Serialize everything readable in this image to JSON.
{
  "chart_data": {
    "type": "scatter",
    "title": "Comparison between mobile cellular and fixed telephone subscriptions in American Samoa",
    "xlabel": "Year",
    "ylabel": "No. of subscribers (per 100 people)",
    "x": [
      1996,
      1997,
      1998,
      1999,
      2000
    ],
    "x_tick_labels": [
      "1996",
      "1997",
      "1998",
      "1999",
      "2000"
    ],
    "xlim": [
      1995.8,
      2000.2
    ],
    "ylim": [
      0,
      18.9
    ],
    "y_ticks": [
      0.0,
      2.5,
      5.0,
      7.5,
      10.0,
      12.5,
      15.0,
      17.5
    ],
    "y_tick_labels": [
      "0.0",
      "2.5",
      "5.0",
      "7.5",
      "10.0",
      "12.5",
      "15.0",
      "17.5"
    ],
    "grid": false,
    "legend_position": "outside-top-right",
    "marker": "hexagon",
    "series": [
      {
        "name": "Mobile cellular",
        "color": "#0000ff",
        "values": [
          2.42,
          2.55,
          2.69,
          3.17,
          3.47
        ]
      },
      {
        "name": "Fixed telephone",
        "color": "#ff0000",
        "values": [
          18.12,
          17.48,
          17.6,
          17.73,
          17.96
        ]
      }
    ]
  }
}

• Exercise: Check each line of the entries for the string "cellular". Copy the lines that have it.

• Response below:
    "title": "Comparison between mobile cellular and fixed telephone subscriptions in American Samoa",
        "name": "Mobile cellular",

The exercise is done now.